* START *

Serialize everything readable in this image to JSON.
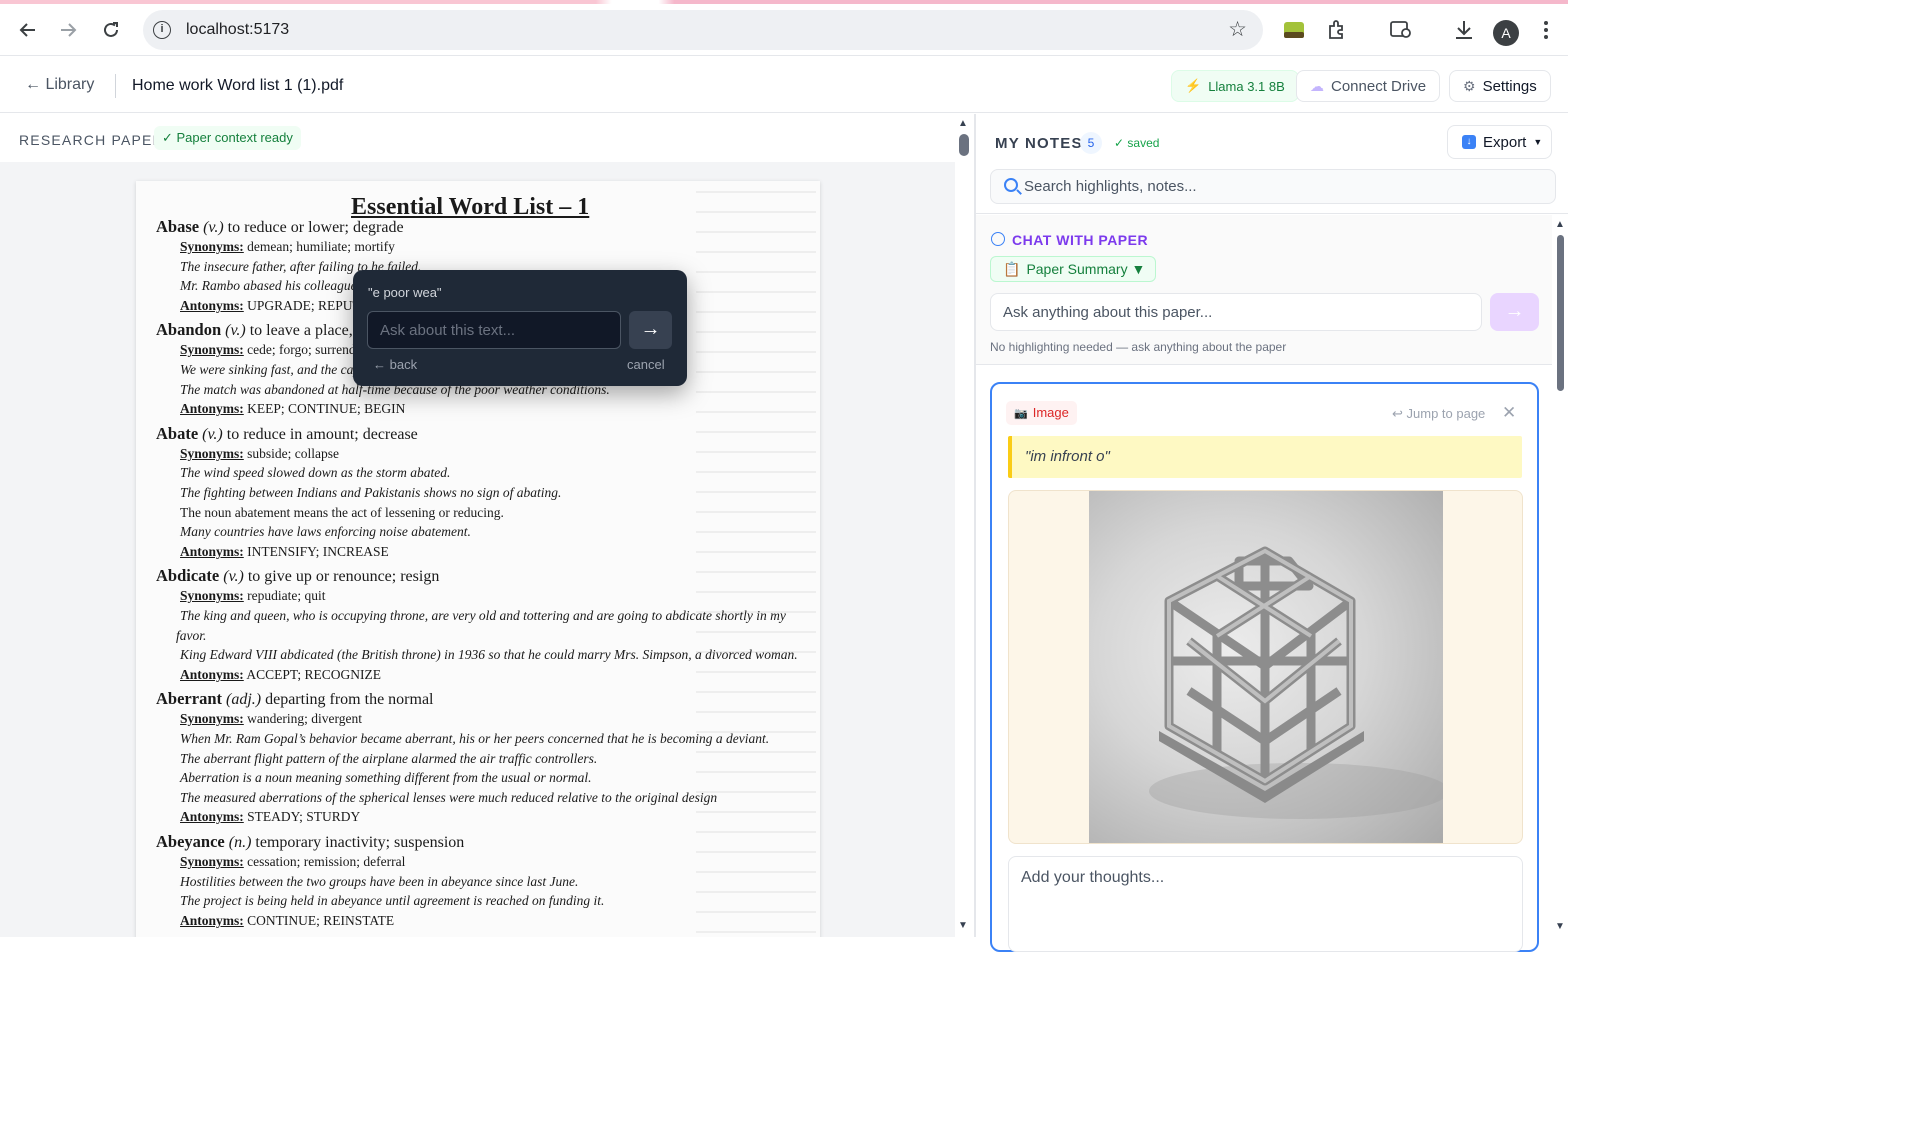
{
  "browser": {
    "url": "localhost:5173"
  },
  "header": {
    "back_label": "← Library",
    "doc_title": "Home work Word list 1 (1).pdf",
    "model": "Llama 3.1 8B",
    "connect_drive": "Connect Drive",
    "settings": "Settings"
  },
  "reader": {
    "label": "RESEARCH PAPER",
    "status": "✓ Paper context ready",
    "page_title": "Essential Word List – 1",
    "lines": [
      {
        "t": "head",
        "word": "Abase",
        "pos": "(v.)",
        "rest": " to reduce or lower; degrade"
      },
      {
        "t": "syn",
        "lbl": "Synonyms:",
        "rest": " demean; humiliate; mortify"
      },
      {
        "t": "ex",
        "text": "The insecure father, after failing to                                                                  he failed."
      },
      {
        "t": "ex",
        "text": "Mr. Rambo abased his colleague"
      },
      {
        "t": "syn",
        "lbl": "Antonyms:",
        "rest": " UPGRADE; REPUTE"
      },
      {
        "t": "head",
        "word": "Abandon",
        "pos": "(v.)",
        "rest": " to leave a place, thing"
      },
      {
        "t": "syn",
        "lbl": "Synonyms:",
        "rest": " cede; forgo; surrender"
      },
      {
        "t": "ex",
        "text": "We were sinking fast, and the cap"
      },
      {
        "t": "ex",
        "text": "The match was abandoned at half-time because of the poor weather conditions."
      },
      {
        "t": "syn",
        "lbl": "Antonyms:",
        "rest": " KEEP; CONTINUE; BEGIN"
      },
      {
        "t": "head",
        "word": "Abate",
        "pos": "(v.)",
        "rest": " to reduce in amount; decrease"
      },
      {
        "t": "syn",
        "lbl": "Synonyms:",
        "rest": " subside; collapse"
      },
      {
        "t": "ex",
        "text": "The wind speed slowed down as the storm abated."
      },
      {
        "t": "ex",
        "text": "The fighting between Indians and Pakistanis shows no sign of abating."
      },
      {
        "t": "plain",
        "text": "The noun abatement means the act of lessening or reducing."
      },
      {
        "t": "ex",
        "text": "Many countries have laws enforcing noise abatement."
      },
      {
        "t": "syn",
        "lbl": "Antonyms:",
        "rest": " INTENSIFY; INCREASE"
      },
      {
        "t": "head",
        "word": "Abdicate",
        "pos": "(v.)",
        "rest": " to give up or renounce; resign"
      },
      {
        "t": "syn",
        "lbl": "Synonyms:",
        "rest": " repudiate; quit"
      },
      {
        "t": "ex",
        "text": "The king and queen, who is occupying throne, are very old and tottering and are going to abdicate shortly in my"
      },
      {
        "t": "ex",
        "text": "favor."
      },
      {
        "t": "ex",
        "text": "King Edward VIII abdicated (the British throne) in 1936 so that he could marry Mrs. Simpson, a divorced woman."
      },
      {
        "t": "syn",
        "lbl": "Antonyms:",
        "rest": " ACCEPT; RECOGNIZE"
      },
      {
        "t": "head",
        "word": "Aberrant",
        "pos": "(adj.)",
        "rest": " departing from the normal"
      },
      {
        "t": "syn",
        "lbl": "Synonyms:",
        "rest": " wandering; divergent"
      },
      {
        "t": "ex",
        "text": "When Mr. Ram Gopal’s behavior became aberrant, his or her peers concerned that he is becoming a deviant."
      },
      {
        "t": "ex",
        "text": "The aberrant flight pattern of the airplane alarmed the air traffic controllers."
      },
      {
        "t": "ex",
        "text": "Aberration is a noun meaning something different from the usual or normal."
      },
      {
        "t": "ex",
        "text": "The measured aberrations of the spherical lenses were much reduced relative to the original design"
      },
      {
        "t": "syn",
        "lbl": "Antonyms:",
        "rest": " STEADY; STURDY"
      },
      {
        "t": "head",
        "word": "Abeyance",
        "pos": "(n.)",
        "rest": " temporary inactivity; suspension"
      },
      {
        "t": "syn",
        "lbl": "Synonyms:",
        "rest": " cessation; remission; deferral"
      },
      {
        "t": "ex",
        "text": "Hostilities between the two groups have been in abeyance since last June."
      },
      {
        "t": "ex",
        "text": "The project is being held in abeyance until agreement is reached on funding it."
      },
      {
        "t": "syn",
        "lbl": "Antonyms:",
        "rest": " CONTINUE; REINSTATE"
      }
    ]
  },
  "popup": {
    "quote": "\"e poor wea\"",
    "placeholder": "Ask about this text...",
    "go": "→",
    "back": "← back",
    "cancel": "cancel"
  },
  "notes": {
    "label": "MY NOTES",
    "count": "5",
    "saved": "✓ saved",
    "export": "Export",
    "search_placeholder": "Search highlights, notes...",
    "chat_title": "CHAT WITH PAPER",
    "summary_btn": "Paper Summary ▼",
    "chat_placeholder": "Ask anything about this paper...",
    "send": "→",
    "hint": "No highlighting needed — ask anything about the paper",
    "card": {
      "tag": "Image",
      "jump": "↩ Jump to page",
      "close": "✕",
      "quote": "\"im infront o\"",
      "thoughts_placeholder": "Add your thoughts..."
    }
  },
  "colors": {
    "accent_blue": "#3b82f6",
    "chat_purple": "#7c3aed",
    "ready_green": "#15803d",
    "highlight_yellow": "#fef9c3"
  }
}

* END *

#### Given request
Output the full set of records above without changing a word, and drop the images.

#### Expected answer
Serialize everything readable in this image to JSON.
{
  "browser": {
    "url": "localhost:5173"
  },
  "header": {
    "back_label": "← Library",
    "doc_title": "Home work Word list 1 (1).pdf",
    "model": "Llama 3.1 8B",
    "connect_drive": "Connect Drive",
    "settings": "Settings"
  },
  "reader": {
    "label": "RESEARCH PAPER",
    "status": "✓ Paper context ready",
    "page_title": "Essential Word List – 1",
    "lines": [
      {
        "t": "head",
        "word": "Abase",
        "pos": "(v.)",
        "rest": " to reduce or lower; degrade"
      },
      {
        "t": "syn",
        "lbl": "Synonyms:",
        "rest": " demean; humiliate; mortify"
      },
      {
        "t": "ex",
        "text": "The insecure father, after failing to                                                                  he failed."
      },
      {
        "t": "ex",
        "text": "Mr. Rambo abased his colleague"
      },
      {
        "t": "syn",
        "lbl": "Antonyms:",
        "rest": " UPGRADE; REPUTE"
      },
      {
        "t": "head",
        "word": "Abandon",
        "pos": "(v.)",
        "rest": " to leave a place, thing"
      },
      {
        "t": "syn",
        "lbl": "Synonyms:",
        "rest": " cede; forgo; surrender"
      },
      {
        "t": "ex",
        "text": "We were sinking fast, and the cap"
      },
      {
        "t": "ex",
        "text": "The match was abandoned at half-time because of the poor weather conditions."
      },
      {
        "t": "syn",
        "lbl": "Antonyms:",
        "rest": " KEEP; CONTINUE; BEGIN"
      },
      {
        "t": "head",
        "word": "Abate",
        "pos": "(v.)",
        "rest": " to reduce in amount; decrease"
      },
      {
        "t": "syn",
        "lbl": "Synonyms:",
        "rest": " subside; collapse"
      },
      {
        "t": "ex",
        "text": "The wind speed slowed down as the storm abated."
      },
      {
        "t": "ex",
        "text": "The fighting between Indians and Pakistanis shows no sign of abating."
      },
      {
        "t": "plain",
        "text": "The noun abatement means the act of lessening or reducing."
      },
      {
        "t": "ex",
        "text": "Many countries have laws enforcing noise abatement."
      },
      {
        "t": "syn",
        "lbl": "Antonyms:",
        "rest": " INTENSIFY; INCREASE"
      },
      {
        "t": "head",
        "word": "Abdicate",
        "pos": "(v.)",
        "rest": " to give up or renounce; resign"
      },
      {
        "t": "syn",
        "lbl": "Synonyms:",
        "rest": " repudiate; quit"
      },
      {
        "t": "ex",
        "text": "The king and queen, who is occupying throne, are very old and tottering and are going to abdicate shortly in my"
      },
      {
        "t": "ex",
        "text": "favor."
      },
      {
        "t": "ex",
        "text": "King Edward VIII abdicated (the British throne) in 1936 so that he could marry Mrs. Simpson, a divorced woman."
      },
      {
        "t": "syn",
        "lbl": "Antonyms:",
        "rest": " ACCEPT; RECOGNIZE"
      },
      {
        "t": "head",
        "word": "Aberrant",
        "pos": "(adj.)",
        "rest": " departing from the normal"
      },
      {
        "t": "syn",
        "lbl": "Synonyms:",
        "rest": " wandering; divergent"
      },
      {
        "t": "ex",
        "text": "When Mr. Ram Gopal’s behavior became aberrant, his or her peers concerned that he is becoming a deviant."
      },
      {
        "t": "ex",
        "text": "The aberrant flight pattern of the airplane alarmed the air traffic controllers."
      },
      {
        "t": "ex",
        "text": "Aberration is a noun meaning something different from the usual or normal."
      },
      {
        "t": "ex",
        "text": "The measured aberrations of the spherical lenses were much reduced relative to the original design"
      },
      {
        "t": "syn",
        "lbl": "Antonyms:",
        "rest": " STEADY; STURDY"
      },
      {
        "t": "head",
        "word": "Abeyance",
        "pos": "(n.)",
        "rest": " temporary inactivity; suspension"
      },
      {
        "t": "syn",
        "lbl": "Synonyms:",
        "rest": " cessation; remission; deferral"
      },
      {
        "t": "ex",
        "text": "Hostilities between the two groups have been in abeyance since last June."
      },
      {
        "t": "ex",
        "text": "The project is being held in abeyance until agreement is reached on funding it."
      },
      {
        "t": "syn",
        "lbl": "Antonyms:",
        "rest": " CONTINUE; REINSTATE"
      }
    ]
  },
  "popup": {
    "quote": "\"e poor wea\"",
    "placeholder": "Ask about this text...",
    "go": "→",
    "back": "← back",
    "cancel": "cancel"
  },
  "notes": {
    "label": "MY NOTES",
    "count": "5",
    "saved": "✓ saved",
    "export": "Export",
    "search_placeholder": "Search highlights, notes...",
    "chat_title": "CHAT WITH PAPER",
    "summary_btn": "Paper Summary ▼",
    "chat_placeholder": "Ask anything about this paper...",
    "send": "→",
    "hint": "No highlighting needed — ask anything about the paper",
    "card": {
      "tag": "Image",
      "jump": "↩ Jump to page",
      "close": "✕",
      "quote": "\"im infront o\"",
      "thoughts_placeholder": "Add your thoughts..."
    }
  },
  "colors": {
    "accent_blue": "#3b82f6",
    "chat_purple": "#7c3aed",
    "ready_green": "#15803d",
    "highlight_yellow": "#fef9c3"
  }
}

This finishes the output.